He is blasted, too, as a menace in the region. He should bear the bulk of guilt, reckons Ms Wrong, for a death toll that may reach into the millions from civil wars initiated mainly by him in Congo, across Rwanda’s western border, in the decade or so after the genocide. On paper, Rwanda’s chief aim in invading Congo in 1996 was to neutralise the Hutu génocidaires who had fled and regrouped there. But, notes Ms Wrong, plunder was also a motive.
Whatever his failings, Mr Kagame has been a past-master at the game of geopolitics. Governments in Kenya, Mozambique and South Africa have been loth to complain when his Rwandan opponents have been murdered on their soil. In 2018 Mr Kagame chaired the African Union.
He has persuaded Israel, among others, that his friendship is a must. Ms Wrong refers to a couple of Israeli firms which, she says, have played a vital part in his spyware—and in trolling his critics on social media. He remains a donors’ darling in the West. Ministers who dispense development aid have praised him, as have Bill Gates and other bigwig philanthropists. Ms Wrong wags a finger at Samantha Power, Joe Biden’s choice for head of USAID, for her “overwhelmingly sympathetic” assessment of Mr Kagame in the past.
For all that, the author writes, “the wheels are beginning to come off Rwanda’s ‘development miracle’ story”. She cites a statistician and aid pundits who reckon that Mr Kagame’s figures for Rwanda’s breakneck economic growth are routinely fiddled. Woe betide anyone, Rwandan or foreign, who dares to question them.
This massively documented and footnoted book—with “anonymity requested” by a striking number of sources—will enrage Mr Kagame and rattle his friends at home and abroad. Its thesis will be contested as unbalanced (Rwanda’s ambassador to Britain dismisses it as racist). Little space is afforded to the un-backed international criminal tribunal where the genocide and its careful planning by Hutus were unpicked in exhaustive detail. Nor does Ms Wrong mention the traditional gacaca courts, where the crimes of hundreds of thousands of Hutus were judged.
Yet her conclusions are persuasive. The notion that Tutsis and Hutus have buried their machetes to the extent that—under Mr Kagame’s benign oversight—they have dispensed with ethnic labels and think of themselves only as Rwandans is fanciful. And the longer Mr Kagame stays in charge, the likelier it is that the large-scale bloodletting and ethnic hatred he claims to have ended will burst forth again.

——

In the Rwanda book review, what reasons does it give for Rwanda's 1996 invasion of Congo? Answer in one to three sentences.

A block of data:

——

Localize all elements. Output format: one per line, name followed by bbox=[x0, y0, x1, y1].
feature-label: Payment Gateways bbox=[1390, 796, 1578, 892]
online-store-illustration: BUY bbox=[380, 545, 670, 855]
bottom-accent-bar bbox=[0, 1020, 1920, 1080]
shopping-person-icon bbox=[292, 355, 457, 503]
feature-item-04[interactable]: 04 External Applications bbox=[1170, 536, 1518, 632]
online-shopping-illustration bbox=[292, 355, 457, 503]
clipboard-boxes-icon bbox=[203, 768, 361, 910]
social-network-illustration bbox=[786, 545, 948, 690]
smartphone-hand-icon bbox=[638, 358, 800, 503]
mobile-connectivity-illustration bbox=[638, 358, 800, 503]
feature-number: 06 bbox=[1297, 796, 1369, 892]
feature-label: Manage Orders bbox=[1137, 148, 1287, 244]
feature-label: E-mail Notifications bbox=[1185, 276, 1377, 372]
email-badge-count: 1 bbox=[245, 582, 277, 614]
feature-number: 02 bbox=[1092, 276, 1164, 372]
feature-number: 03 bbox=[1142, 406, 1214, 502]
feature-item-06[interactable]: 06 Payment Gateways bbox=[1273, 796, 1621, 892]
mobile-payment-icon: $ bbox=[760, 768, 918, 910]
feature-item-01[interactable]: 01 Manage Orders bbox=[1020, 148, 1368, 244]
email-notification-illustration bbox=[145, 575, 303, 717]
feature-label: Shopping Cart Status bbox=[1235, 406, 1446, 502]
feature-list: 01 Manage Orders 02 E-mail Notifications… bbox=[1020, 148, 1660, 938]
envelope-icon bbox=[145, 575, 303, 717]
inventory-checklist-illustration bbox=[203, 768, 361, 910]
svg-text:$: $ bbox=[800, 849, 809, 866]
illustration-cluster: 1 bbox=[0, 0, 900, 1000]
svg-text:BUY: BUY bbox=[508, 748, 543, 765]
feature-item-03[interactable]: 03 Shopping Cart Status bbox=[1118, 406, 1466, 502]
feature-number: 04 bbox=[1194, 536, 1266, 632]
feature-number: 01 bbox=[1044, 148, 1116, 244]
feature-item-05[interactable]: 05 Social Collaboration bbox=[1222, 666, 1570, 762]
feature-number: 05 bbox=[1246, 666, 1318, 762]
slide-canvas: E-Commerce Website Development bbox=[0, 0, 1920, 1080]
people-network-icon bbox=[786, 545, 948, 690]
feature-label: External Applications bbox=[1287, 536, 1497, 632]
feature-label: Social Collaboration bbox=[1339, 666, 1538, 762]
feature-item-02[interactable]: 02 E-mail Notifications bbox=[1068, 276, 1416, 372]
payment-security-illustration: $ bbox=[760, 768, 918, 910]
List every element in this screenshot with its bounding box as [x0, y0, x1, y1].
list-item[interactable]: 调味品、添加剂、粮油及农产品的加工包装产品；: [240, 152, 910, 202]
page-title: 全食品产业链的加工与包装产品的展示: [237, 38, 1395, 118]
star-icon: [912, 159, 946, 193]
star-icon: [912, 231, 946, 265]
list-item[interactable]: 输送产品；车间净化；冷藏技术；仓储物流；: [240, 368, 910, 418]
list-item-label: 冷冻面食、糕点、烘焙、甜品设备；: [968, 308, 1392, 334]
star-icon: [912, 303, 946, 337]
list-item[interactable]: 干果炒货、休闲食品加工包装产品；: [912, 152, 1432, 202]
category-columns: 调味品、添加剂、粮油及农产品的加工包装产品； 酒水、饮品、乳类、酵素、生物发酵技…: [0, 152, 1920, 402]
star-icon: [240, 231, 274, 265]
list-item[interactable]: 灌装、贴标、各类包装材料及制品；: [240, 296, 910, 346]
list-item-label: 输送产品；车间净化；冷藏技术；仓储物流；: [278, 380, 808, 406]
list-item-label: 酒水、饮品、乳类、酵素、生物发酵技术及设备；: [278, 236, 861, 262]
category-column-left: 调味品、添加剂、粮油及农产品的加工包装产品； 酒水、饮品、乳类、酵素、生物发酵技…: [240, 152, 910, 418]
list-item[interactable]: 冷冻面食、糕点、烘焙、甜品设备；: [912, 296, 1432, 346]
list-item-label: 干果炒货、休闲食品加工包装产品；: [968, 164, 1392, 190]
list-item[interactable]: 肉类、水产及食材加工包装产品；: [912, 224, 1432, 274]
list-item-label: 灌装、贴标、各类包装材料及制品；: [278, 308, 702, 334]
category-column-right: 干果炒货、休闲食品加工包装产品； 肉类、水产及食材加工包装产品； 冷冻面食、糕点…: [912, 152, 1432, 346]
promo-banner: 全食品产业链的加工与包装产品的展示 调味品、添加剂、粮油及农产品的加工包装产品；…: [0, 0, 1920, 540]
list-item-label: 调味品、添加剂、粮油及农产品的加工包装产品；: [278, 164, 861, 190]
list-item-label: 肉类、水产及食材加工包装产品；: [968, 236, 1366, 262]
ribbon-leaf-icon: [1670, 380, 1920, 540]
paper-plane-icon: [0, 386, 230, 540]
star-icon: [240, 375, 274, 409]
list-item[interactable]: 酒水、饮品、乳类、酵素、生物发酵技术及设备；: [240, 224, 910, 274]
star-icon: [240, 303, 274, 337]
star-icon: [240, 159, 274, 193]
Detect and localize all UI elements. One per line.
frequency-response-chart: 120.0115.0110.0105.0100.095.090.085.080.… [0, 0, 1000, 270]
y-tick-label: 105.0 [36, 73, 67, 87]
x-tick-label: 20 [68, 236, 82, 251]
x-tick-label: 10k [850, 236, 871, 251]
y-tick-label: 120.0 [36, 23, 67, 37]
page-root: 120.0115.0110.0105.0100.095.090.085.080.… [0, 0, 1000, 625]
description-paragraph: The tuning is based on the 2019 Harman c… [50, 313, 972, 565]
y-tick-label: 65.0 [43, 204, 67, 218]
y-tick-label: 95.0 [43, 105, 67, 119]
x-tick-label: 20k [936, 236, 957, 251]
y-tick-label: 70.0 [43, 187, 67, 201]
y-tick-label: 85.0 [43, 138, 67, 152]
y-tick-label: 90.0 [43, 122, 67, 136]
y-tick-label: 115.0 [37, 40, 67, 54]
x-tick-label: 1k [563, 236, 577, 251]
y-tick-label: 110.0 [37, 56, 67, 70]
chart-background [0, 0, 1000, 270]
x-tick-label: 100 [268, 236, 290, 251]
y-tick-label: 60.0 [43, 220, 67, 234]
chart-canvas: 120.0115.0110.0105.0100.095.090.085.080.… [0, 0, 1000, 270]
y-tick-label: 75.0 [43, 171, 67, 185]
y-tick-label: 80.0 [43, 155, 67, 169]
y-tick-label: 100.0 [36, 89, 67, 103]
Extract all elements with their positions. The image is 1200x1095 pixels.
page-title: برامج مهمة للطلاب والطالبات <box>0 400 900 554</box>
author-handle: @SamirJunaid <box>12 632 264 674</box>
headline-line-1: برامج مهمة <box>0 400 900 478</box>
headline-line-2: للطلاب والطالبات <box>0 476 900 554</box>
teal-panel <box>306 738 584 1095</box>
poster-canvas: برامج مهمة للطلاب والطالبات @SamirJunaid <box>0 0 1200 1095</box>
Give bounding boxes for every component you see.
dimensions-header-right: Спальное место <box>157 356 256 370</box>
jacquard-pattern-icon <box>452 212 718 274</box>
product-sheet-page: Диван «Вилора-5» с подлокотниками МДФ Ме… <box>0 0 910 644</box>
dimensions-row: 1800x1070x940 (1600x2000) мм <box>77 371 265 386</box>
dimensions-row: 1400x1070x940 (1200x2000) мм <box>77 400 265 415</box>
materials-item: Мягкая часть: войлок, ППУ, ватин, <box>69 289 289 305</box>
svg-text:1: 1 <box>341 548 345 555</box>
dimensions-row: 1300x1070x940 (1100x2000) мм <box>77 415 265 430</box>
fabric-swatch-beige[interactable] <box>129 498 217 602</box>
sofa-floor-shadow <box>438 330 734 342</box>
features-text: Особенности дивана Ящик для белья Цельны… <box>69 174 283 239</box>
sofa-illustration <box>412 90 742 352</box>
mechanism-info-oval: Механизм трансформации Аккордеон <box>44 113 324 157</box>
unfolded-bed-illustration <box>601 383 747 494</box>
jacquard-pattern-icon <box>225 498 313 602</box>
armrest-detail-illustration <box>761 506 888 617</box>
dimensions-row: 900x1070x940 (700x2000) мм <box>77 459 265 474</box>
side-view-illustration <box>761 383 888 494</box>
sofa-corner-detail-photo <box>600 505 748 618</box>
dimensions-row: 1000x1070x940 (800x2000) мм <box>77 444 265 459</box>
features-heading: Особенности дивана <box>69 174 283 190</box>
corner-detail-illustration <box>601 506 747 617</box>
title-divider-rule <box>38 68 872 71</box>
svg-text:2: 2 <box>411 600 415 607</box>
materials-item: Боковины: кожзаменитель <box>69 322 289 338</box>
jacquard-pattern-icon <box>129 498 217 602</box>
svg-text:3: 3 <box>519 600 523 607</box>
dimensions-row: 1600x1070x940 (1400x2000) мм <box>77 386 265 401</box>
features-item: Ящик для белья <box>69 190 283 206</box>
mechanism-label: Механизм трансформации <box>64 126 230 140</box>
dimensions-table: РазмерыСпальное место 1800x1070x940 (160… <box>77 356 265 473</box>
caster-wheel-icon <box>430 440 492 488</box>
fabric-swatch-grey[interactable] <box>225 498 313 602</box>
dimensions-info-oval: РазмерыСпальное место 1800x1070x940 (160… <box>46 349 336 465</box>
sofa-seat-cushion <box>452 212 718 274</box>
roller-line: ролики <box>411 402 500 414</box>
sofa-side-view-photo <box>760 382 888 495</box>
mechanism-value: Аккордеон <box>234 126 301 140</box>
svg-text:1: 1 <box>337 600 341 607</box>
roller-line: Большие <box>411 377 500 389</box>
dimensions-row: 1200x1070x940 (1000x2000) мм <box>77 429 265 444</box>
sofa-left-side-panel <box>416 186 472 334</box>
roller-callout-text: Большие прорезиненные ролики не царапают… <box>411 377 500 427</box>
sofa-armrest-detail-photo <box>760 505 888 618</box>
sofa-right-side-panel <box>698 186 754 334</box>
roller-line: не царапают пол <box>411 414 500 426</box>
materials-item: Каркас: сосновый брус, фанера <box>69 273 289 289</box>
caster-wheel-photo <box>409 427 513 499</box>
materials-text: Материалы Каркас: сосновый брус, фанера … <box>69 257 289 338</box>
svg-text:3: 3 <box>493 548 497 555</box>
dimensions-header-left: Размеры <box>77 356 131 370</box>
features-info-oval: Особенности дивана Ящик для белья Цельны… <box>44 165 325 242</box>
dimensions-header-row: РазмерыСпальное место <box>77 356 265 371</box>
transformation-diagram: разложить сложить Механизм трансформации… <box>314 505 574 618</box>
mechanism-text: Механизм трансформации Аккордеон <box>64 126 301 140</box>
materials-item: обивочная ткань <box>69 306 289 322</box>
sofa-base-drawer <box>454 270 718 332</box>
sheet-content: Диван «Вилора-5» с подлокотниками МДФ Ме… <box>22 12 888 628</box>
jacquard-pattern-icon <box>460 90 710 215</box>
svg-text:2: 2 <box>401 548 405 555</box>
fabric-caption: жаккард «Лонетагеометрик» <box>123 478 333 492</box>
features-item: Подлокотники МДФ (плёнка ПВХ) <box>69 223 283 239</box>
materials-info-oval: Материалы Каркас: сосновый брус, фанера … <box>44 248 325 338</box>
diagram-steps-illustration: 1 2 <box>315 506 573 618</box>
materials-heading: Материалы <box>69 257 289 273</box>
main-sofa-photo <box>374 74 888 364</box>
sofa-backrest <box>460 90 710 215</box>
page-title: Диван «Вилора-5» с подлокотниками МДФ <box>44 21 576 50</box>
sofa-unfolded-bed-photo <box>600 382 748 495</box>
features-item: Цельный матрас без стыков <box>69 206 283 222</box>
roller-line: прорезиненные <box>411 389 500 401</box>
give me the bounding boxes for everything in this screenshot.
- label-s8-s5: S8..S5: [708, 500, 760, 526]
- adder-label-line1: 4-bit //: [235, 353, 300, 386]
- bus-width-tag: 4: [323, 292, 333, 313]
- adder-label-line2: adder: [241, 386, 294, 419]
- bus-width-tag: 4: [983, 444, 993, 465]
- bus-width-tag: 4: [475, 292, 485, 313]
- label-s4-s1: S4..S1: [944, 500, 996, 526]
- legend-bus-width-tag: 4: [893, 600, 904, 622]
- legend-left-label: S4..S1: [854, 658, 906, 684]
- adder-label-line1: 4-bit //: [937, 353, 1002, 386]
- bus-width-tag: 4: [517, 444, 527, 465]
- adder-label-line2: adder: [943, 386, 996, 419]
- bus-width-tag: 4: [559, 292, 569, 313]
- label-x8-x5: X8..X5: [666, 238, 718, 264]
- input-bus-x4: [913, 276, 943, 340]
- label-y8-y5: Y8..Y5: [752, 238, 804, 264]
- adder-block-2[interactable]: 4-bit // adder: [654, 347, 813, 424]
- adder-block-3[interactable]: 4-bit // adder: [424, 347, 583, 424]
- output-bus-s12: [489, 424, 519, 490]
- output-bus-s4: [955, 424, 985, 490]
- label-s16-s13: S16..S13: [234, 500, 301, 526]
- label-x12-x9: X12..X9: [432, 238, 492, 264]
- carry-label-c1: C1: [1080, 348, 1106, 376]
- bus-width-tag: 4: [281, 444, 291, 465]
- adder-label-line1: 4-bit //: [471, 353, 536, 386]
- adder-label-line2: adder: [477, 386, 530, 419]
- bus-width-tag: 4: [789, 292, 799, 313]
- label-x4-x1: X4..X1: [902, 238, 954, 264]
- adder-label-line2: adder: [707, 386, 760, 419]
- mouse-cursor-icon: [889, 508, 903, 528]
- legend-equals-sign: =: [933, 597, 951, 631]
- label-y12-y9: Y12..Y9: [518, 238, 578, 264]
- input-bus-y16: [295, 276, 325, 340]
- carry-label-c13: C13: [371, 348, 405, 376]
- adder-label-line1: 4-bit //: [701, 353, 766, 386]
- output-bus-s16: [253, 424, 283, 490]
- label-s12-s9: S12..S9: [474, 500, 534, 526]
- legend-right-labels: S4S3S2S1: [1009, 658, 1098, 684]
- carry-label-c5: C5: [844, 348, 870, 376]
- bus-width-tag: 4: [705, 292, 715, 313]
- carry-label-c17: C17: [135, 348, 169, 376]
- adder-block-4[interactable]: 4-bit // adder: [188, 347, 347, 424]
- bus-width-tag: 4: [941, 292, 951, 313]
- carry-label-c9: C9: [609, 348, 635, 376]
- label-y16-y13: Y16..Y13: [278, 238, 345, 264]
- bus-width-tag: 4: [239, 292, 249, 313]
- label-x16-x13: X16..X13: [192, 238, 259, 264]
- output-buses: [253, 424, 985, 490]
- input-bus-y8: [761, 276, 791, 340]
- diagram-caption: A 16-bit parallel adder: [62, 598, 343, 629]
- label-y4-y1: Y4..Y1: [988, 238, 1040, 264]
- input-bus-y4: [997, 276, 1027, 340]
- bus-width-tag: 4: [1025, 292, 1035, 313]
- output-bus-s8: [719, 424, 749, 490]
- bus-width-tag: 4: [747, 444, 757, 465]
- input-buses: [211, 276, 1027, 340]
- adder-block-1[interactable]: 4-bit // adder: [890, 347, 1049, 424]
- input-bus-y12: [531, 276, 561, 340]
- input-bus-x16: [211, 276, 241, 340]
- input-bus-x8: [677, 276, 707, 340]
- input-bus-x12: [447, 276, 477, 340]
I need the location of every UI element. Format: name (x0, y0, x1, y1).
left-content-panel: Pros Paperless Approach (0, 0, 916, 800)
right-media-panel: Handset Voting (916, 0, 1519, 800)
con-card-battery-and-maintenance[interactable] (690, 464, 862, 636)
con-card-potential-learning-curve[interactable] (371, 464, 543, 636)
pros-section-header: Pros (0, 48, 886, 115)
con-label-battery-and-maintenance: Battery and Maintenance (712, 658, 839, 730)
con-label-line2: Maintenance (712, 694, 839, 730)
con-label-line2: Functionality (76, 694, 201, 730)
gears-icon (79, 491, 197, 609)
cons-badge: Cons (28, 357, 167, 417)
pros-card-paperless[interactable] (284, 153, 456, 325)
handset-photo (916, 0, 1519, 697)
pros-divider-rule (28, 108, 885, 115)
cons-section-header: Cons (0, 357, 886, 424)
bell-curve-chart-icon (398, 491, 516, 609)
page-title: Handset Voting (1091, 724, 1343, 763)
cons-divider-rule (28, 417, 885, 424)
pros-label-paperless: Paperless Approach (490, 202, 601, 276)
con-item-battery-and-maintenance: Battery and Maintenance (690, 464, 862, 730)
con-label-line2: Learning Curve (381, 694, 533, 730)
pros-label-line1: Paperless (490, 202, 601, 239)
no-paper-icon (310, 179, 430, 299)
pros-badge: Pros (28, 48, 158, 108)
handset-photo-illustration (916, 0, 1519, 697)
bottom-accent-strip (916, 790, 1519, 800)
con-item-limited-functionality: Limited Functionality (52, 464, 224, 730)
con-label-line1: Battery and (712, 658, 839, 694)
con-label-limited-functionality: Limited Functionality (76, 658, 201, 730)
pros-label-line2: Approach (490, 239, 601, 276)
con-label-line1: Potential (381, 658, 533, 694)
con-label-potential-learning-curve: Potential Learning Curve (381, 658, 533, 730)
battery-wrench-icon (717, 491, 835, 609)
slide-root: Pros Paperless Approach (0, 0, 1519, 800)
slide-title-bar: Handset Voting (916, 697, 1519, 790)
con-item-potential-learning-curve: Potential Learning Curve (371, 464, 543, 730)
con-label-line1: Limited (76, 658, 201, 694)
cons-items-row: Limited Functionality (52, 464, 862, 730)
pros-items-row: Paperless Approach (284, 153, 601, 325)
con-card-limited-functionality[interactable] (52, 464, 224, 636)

——

• WRITTEN SOLUTION: On paper, Rwanda invaded Congo to neutralize the Hutu génocidaires who had fled and regrouped there. Ms Wrong notes that plunder was also a motive.